# GOAL OF THE EXERCISE
Type out the data exactly as given. Skip any image.
** START SUPPLIED MATERIAL **
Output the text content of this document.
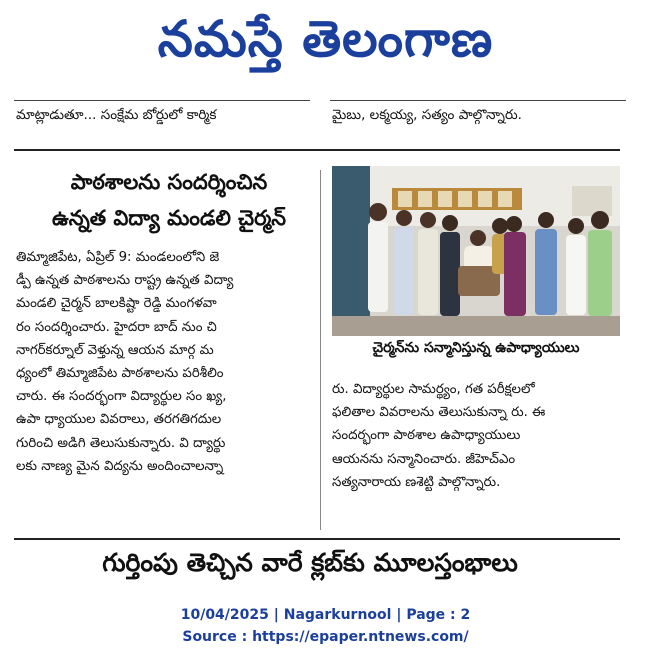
నమస్తే తెలంగాణ
మాట్లాడుతూ... సంక్షేమ బోర్డులో కార్మిక	మైబు, లక్మయ్య, సత్యం పాల్గొన్నారు.
పాఠశాలను సందర్శించిన
ఉన్నత విద్యా మండలి చైర్మన్
తిమ్మాజిపేట, ఏప్రిల్ 9: మండలంలోని జె
డ్పీ ఉన్నత పాఠశాలను రాష్ట్ర ఉన్నత విద్యా
మండలి చైర్మన్ బాలకిష్టా రెడ్డి మంగళవా
రం సందర్శించారు. హైదరా బాద్ నుం చి
నాగర్‌కర్నూల్ వెళ్తున్న ఆయన మార్గ మ
ధ్యంలో తిమ్మాజిపేట పాఠశాలను పరిశీలిం
చారు. ఈ సందర్భంగా విద్యార్థుల సం ఖ్య,
ఉపా ధ్యాయుల వివరాలు, తరగతిగదుల
గురించి అడిగి తెలుసుకున్నారు. వి ద్యార్థు
లకు నాణ్య మైన విద్యను అందించాలన్నా
చైర్మన్‌ను సన్మానిస్తున్న ఉపాధ్యాయులు
రు. విద్యార్థుల సామర్థ్యం, గత పరీక్షలలో
ఫలితాల వివరాలను తెలుసుకున్నా రు. ఈ
సందర్భంగా పాఠశాల ఉపాధ్యాయులు
ఆయనను సన్మానించారు. జీహెచ్ఎం
సత్యనారాయ ణశెట్టి పాల్గొన్నారు.
గుర్తింపు తెచ్చిన వారే క్లబ్‌కు మూలస్తంభాలు
10/04/2025 | Nagarkurnool | Page : 2
Source : https://epaper.ntnews.com/
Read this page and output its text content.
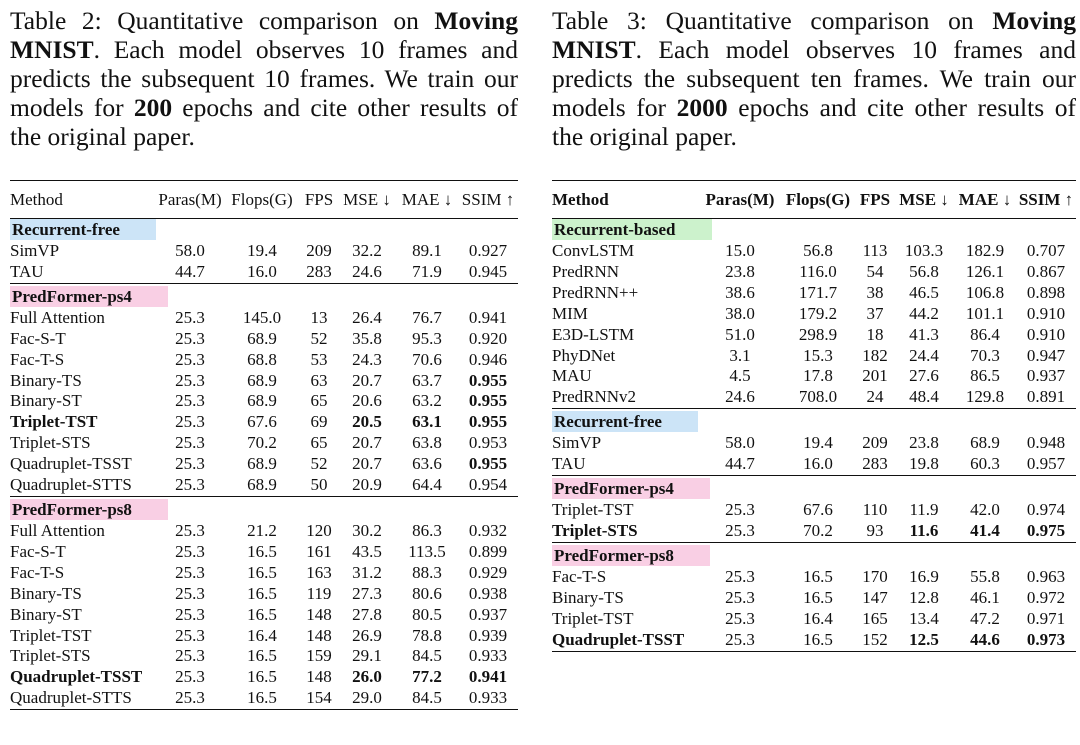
Table 2: Quantitative comparison on Moving MNIST. Each model observes 10 frames and predicts the subsequent 10 frames. We train our models for 200 epochs and cite other results of the original paper.
Method	Paras(M)	Flops(G)	FPS	MSE ↓	MAE ↓	SSIM ↑
Recurrent-free						
SimVP	58.0	19.4	209	32.2	89.1	0.927
TAU	44.7	16.0	283	24.6	71.9	0.945

PredFormer-ps4						
Full Attention	25.3	145.0	13	26.4	76.7	0.941
Fac-S-T	25.3	68.9	52	35.8	95.3	0.920
Fac-T-S	25.3	68.8	53	24.3	70.6	0.946
Binary-TS	25.3	68.9	63	20.7	63.7	0.955
Binary-ST	25.3	68.9	65	20.6	63.2	0.955
Triplet-TST	25.3	67.6	69	20.5	63.1	0.955
Triplet-STS	25.3	70.2	65	20.7	63.8	0.953
Quadruplet-TSST	25.3	68.9	52	20.7	63.6	0.955
Quadruplet-STTS	25.3	68.9	50	20.9	64.4	0.954

PredFormer-ps8						
Full Attention	25.3	21.2	120	30.2	86.3	0.932
Fac-S-T	25.3	16.5	161	43.5	113.5	0.899
Fac-T-S	25.3	16.5	163	31.2	88.3	0.929
Binary-TS	25.3	16.5	119	27.3	80.6	0.938
Binary-ST	25.3	16.5	148	27.8	80.5	0.937
Triplet-TST	25.3	16.4	148	26.9	78.8	0.939
Triplet-STS	25.3	16.5	159	29.1	84.5	0.933
Quadruplet-TSST	25.3	16.5	148	26.0	77.2	0.941
Quadruplet-STTS	25.3	16.5	154	29.0	84.5	0.933
Table 3: Quantitative comparison on Moving MNIST. Each model observes 10 frames and predicts the subsequent ten frames. We train our models for 2000 epochs and cite other results of the original paper.
Method	Paras(M)	Flops(G)	FPS	MSE ↓	MAE ↓	SSIM ↑
Recurrent-based						
ConvLSTM	15.0	56.8	113	103.3	182.9	0.707
PredRNN	23.8	116.0	54	56.8	126.1	0.867
PredRNN++	38.6	171.7	38	46.5	106.8	0.898
MIM	38.0	179.2	37	44.2	101.1	0.910
E3D-LSTM	51.0	298.9	18	41.3	86.4	0.910
PhyDNet	3.1	15.3	182	24.4	70.3	0.947
MAU	4.5	17.8	201	27.6	86.5	0.937
PredRNNv2	24.6	708.0	24	48.4	129.8	0.891

Recurrent-free						
SimVP	58.0	19.4	209	23.8	68.9	0.948
TAU	44.7	16.0	283	19.8	60.3	0.957

PredFormer-ps4						
Triplet-TST	25.3	67.6	110	11.9	42.0	0.974
Triplet-STS	25.3	70.2	93	11.6	41.4	0.975

PredFormer-ps8						
Fac-T-S	25.3	16.5	170	16.9	55.8	0.963
Binary-TS	25.3	16.5	147	12.8	46.1	0.972
Triplet-TST	25.3	16.4	165	13.4	47.2	0.971
Quadruplet-TSST	25.3	16.5	152	12.5	44.6	0.973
** END SUPPLIED MATERIAL **
# ANSWER TO THE TASK
Output the text content of this document.
నమస్తే తెలంగాణ
మాట్లాడుతూ... సంక్షేమ బోర్డులో కార్మిక	మైబు, లక్మయ్య, సత్యం పాల్గొన్నారు.
పాఠశాలను సందర్శించిన
ఉన్నత విద్యా మండలి చైర్మన్
తిమ్మాజిపేట, ఏప్రిల్ 9: మండలంలోని జె
డ్పీ ఉన్నత పాఠశాలను రాష్ట్ర ఉన్నత విద్యా
మండలి చైర్మన్ బాలకిష్టా రెడ్డి మంగళవా
రం సందర్శించారు. హైదరా బాద్ నుం చి
నాగర్‌కర్నూల్ వెళ్తున్న ఆయన మార్గ మ
ధ్యంలో తిమ్మాజిపేట పాఠశాలను పరిశీలిం
చారు. ఈ సందర్భంగా విద్యార్థుల సం ఖ్య,
ఉపా ధ్యాయుల వివరాలు, తరగతిగదుల
గురించి అడిగి తెలుసుకున్నారు. వి ద్యార్థు
లకు నాణ్య మైన విద్యను అందించాలన్నా
చైర్మన్‌ను సన్మానిస్తున్న ఉపాధ్యాయులు
రు. విద్యార్థుల సామర్థ్యం, గత పరీక్షలలో
ఫలితాల వివరాలను తెలుసుకున్నా రు. ఈ
సందర్భంగా పాఠశాల ఉపాధ్యాయులు
ఆయనను సన్మానించారు. జీహెచ్ఎం
సత్యనారాయ ణశెట్టి పాల్గొన్నారు.
గుర్తింపు తెచ్చిన వారే క్లబ్‌కు మూలస్తంభాలు
10/04/2025 | Nagarkurnool | Page : 2
Source : https://epaper.ntnews.com/
Read this page and output its text content.
Table 2: Quantitative comparison on Moving MNIST. Each model observes 10 frames and predicts the subsequent 10 frames. We train our models for 200 epochs and cite other results of the original paper.
Method	Paras(M)	Flops(G)	FPS	MSE ↓	MAE ↓	SSIM ↑
Recurrent-free						
SimVP	58.0	19.4	209	32.2	89.1	0.927
TAU	44.7	16.0	283	24.6	71.9	0.945

PredFormer-ps4						
Full Attention	25.3	145.0	13	26.4	76.7	0.941
Fac-S-T	25.3	68.9	52	35.8	95.3	0.920
Fac-T-S	25.3	68.8	53	24.3	70.6	0.946
Binary-TS	25.3	68.9	63	20.7	63.7	0.955
Binary-ST	25.3	68.9	65	20.6	63.2	0.955
Triplet-TST	25.3	67.6	69	20.5	63.1	0.955
Triplet-STS	25.3	70.2	65	20.7	63.8	0.953
Quadruplet-TSST	25.3	68.9	52	20.7	63.6	0.955
Quadruplet-STTS	25.3	68.9	50	20.9	64.4	0.954

PredFormer-ps8						
Full Attention	25.3	21.2	120	30.2	86.3	0.932
Fac-S-T	25.3	16.5	161	43.5	113.5	0.899
Fac-T-S	25.3	16.5	163	31.2	88.3	0.929
Binary-TS	25.3	16.5	119	27.3	80.6	0.938
Binary-ST	25.3	16.5	148	27.8	80.5	0.937
Triplet-TST	25.3	16.4	148	26.9	78.8	0.939
Triplet-STS	25.3	16.5	159	29.1	84.5	0.933
Quadruplet-TSST	25.3	16.5	148	26.0	77.2	0.941
Quadruplet-STTS	25.3	16.5	154	29.0	84.5	0.933
Table 3: Quantitative comparison on Moving MNIST. Each model observes 10 frames and predicts the subsequent ten frames. We train our models for 2000 epochs and cite other results of the original paper.
Method	Paras(M)	Flops(G)	FPS	MSE ↓	MAE ↓	SSIM ↑
Recurrent-based						
ConvLSTM	15.0	56.8	113	103.3	182.9	0.707
PredRNN	23.8	116.0	54	56.8	126.1	0.867
PredRNN++	38.6	171.7	38	46.5	106.8	0.898
MIM	38.0	179.2	37	44.2	101.1	0.910
E3D-LSTM	51.0	298.9	18	41.3	86.4	0.910
PhyDNet	3.1	15.3	182	24.4	70.3	0.947
MAU	4.5	17.8	201	27.6	86.5	0.937
PredRNNv2	24.6	708.0	24	48.4	129.8	0.891

Recurrent-free						
SimVP	58.0	19.4	209	23.8	68.9	0.948
TAU	44.7	16.0	283	19.8	60.3	0.957

PredFormer-ps4						
Triplet-TST	25.3	67.6	110	11.9	42.0	0.974
Triplet-STS	25.3	70.2	93	11.6	41.4	0.975

PredFormer-ps8						
Fac-T-S	25.3	16.5	170	16.9	55.8	0.963
Binary-TS	25.3	16.5	147	12.8	46.1	0.972
Triplet-TST	25.3	16.4	165	13.4	47.2	0.971
Quadruplet-TSST	25.3	16.5	152	12.5	44.6	0.973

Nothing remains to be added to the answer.